[Data records]

______________________________

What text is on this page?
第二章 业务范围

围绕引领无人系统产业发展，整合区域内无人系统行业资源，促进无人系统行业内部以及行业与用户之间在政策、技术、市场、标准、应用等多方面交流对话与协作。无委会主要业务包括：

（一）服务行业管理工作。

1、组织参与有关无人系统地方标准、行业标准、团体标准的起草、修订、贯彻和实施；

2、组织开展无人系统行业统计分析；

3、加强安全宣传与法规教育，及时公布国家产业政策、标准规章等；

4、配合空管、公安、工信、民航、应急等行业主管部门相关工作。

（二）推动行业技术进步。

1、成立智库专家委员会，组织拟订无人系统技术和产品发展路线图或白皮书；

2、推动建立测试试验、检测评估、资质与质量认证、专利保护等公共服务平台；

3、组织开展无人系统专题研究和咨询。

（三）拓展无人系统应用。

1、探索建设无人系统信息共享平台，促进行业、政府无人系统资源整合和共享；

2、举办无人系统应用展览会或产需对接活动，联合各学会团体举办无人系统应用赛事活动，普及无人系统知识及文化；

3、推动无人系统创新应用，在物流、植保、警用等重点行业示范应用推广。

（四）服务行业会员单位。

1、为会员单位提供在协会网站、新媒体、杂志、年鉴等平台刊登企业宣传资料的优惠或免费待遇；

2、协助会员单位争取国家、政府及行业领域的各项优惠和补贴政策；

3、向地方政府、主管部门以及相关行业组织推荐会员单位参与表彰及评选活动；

______________________________

WHAT THE TASK ASKS | Copy the records above exactly as they appear.

TASK ANSWER |
What text is on this page?
第二章 业务范围

围绕引领无人系统产业发展，整合区域内无人系统行业资源，促进无人系统行业内部以及行业与用户之间在政策、技术、市场、标准、应用等多方面交流对话与协作。无委会主要业务包括：

（一）服务行业管理工作。

1、组织参与有关无人系统地方标准、行业标准、团体标准的起草、修订、贯彻和实施；

2、组织开展无人系统行业统计分析；

3、加强安全宣传与法规教育，及时公布国家产业政策、标准规章等；

4、配合空管、公安、工信、民航、应急等行业主管部门相关工作。

（二）推动行业技术进步。

1、成立智库专家委员会，组织拟订无人系统技术和产品发展路线图或白皮书；

2、推动建立测试试验、检测评估、资质与质量认证、专利保护等公共服务平台；

3、组织开展无人系统专题研究和咨询。

（三）拓展无人系统应用。

1、探索建设无人系统信息共享平台，促进行业、政府无人系统资源整合和共享；

2、举办无人系统应用展览会或产需对接活动，联合各学会团体举办无人系统应用赛事活动，普及无人系统知识及文化；

3、推动无人系统创新应用，在物流、植保、警用等重点行业示范应用推广。

（四）服务行业会员单位。

1、为会员单位提供在协会网站、新媒体、杂志、年鉴等平台刊登企业宣传资料的优惠或免费待遇；

2、协助会员单位争取国家、政府及行业领域的各项优惠和补贴政策；

3、向地方政府、主管部门以及相关行业组织推荐会员单位参与表彰及评选活动；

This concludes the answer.